### Given instruction
From the entries provided below, copy each line that contains the word "name".

:::::

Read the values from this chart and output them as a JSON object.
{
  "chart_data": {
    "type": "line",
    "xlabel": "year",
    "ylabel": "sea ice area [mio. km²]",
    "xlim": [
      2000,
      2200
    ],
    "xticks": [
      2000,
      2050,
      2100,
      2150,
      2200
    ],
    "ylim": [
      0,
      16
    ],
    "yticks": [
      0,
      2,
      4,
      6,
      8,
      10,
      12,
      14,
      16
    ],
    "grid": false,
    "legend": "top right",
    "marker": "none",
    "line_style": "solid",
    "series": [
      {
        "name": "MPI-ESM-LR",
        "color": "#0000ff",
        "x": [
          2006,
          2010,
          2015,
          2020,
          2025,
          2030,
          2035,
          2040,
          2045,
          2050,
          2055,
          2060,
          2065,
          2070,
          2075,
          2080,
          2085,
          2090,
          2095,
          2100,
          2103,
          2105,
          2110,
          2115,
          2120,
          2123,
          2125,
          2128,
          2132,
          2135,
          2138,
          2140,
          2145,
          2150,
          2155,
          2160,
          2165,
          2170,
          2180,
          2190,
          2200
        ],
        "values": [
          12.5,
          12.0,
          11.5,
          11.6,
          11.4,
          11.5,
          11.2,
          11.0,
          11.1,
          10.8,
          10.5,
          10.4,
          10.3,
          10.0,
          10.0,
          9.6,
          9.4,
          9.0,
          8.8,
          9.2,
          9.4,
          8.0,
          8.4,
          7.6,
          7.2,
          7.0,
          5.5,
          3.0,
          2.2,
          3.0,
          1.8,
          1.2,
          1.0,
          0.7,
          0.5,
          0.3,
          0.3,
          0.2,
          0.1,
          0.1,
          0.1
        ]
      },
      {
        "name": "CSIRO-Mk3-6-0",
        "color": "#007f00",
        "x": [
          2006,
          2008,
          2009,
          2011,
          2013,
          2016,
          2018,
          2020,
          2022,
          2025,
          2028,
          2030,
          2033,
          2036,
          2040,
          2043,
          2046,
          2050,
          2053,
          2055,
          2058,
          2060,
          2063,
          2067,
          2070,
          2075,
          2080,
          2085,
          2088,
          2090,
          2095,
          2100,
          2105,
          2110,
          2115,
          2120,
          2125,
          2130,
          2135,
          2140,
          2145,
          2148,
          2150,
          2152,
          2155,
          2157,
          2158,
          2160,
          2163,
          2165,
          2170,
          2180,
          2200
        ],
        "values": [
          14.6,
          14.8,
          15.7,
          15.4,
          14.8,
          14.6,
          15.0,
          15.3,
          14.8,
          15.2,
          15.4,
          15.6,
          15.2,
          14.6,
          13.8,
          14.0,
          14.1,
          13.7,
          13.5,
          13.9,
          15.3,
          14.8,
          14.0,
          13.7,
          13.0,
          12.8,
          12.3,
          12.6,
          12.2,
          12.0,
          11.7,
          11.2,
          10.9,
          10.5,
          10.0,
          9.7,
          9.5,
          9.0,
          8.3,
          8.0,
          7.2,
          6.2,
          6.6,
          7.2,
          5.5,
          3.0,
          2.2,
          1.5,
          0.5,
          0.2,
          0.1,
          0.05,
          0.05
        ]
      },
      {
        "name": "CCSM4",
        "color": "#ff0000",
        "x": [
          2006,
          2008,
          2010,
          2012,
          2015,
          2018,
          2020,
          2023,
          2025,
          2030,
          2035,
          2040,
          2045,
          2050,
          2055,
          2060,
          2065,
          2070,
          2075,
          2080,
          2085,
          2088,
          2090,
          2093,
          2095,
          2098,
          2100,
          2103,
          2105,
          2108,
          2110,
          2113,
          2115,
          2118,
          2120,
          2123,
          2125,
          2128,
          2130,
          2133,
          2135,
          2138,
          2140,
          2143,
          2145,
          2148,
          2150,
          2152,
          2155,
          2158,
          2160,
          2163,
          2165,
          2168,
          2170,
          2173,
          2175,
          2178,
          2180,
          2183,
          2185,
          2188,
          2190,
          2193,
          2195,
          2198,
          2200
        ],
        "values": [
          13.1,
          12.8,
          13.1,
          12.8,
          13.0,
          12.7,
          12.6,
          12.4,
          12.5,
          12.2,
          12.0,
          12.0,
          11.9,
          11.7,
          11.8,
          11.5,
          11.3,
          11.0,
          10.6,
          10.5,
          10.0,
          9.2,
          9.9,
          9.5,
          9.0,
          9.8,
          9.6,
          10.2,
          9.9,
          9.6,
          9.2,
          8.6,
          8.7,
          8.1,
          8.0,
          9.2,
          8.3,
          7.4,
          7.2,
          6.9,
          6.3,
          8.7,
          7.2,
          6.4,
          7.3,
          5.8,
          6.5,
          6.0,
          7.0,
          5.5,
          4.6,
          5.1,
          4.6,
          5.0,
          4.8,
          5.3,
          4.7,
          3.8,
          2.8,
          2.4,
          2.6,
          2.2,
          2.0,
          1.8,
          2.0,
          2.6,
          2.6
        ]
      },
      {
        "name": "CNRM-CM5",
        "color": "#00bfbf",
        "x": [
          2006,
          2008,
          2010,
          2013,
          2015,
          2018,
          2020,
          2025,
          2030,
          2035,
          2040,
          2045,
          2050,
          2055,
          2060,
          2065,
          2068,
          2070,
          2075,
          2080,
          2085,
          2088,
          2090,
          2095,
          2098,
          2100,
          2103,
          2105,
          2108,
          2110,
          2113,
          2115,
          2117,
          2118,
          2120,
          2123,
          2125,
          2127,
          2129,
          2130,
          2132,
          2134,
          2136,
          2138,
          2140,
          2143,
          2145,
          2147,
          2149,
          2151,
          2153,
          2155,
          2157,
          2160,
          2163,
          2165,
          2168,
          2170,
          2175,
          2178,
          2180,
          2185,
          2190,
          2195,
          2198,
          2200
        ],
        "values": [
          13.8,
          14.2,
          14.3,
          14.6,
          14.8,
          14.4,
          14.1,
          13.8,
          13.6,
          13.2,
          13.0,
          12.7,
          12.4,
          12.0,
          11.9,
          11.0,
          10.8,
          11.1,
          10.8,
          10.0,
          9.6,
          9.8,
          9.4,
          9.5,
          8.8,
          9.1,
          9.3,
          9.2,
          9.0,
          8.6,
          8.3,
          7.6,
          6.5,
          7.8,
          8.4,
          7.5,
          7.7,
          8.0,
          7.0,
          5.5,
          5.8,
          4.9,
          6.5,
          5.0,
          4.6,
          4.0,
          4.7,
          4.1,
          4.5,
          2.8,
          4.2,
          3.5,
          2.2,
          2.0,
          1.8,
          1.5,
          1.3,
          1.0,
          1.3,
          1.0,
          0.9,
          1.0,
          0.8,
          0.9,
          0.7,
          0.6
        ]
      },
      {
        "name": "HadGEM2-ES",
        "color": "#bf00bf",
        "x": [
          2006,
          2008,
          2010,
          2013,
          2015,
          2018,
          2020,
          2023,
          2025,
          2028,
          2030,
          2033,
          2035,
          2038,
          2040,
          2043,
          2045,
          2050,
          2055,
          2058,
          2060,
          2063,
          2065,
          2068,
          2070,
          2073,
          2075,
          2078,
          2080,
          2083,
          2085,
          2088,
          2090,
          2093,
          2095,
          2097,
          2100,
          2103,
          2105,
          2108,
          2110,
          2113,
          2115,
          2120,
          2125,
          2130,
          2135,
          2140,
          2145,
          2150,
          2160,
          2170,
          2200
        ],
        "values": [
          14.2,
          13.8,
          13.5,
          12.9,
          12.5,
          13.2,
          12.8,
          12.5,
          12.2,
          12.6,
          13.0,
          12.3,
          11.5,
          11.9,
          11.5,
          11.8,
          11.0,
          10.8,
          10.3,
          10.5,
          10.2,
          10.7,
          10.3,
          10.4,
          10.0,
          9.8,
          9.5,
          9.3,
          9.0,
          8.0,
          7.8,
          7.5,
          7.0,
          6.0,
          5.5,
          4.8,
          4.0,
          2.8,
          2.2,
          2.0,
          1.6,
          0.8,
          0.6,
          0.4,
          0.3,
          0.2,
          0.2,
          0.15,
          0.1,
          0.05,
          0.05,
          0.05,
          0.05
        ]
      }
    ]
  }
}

:::::

### Full solution
        "name": "MPI-ESM-LR",
        "name": "CSIRO-Mk3-6-0",
        "name": "CCSM4",
        "name": "CNRM-CM5",
        "name": "HadGEM2-ES",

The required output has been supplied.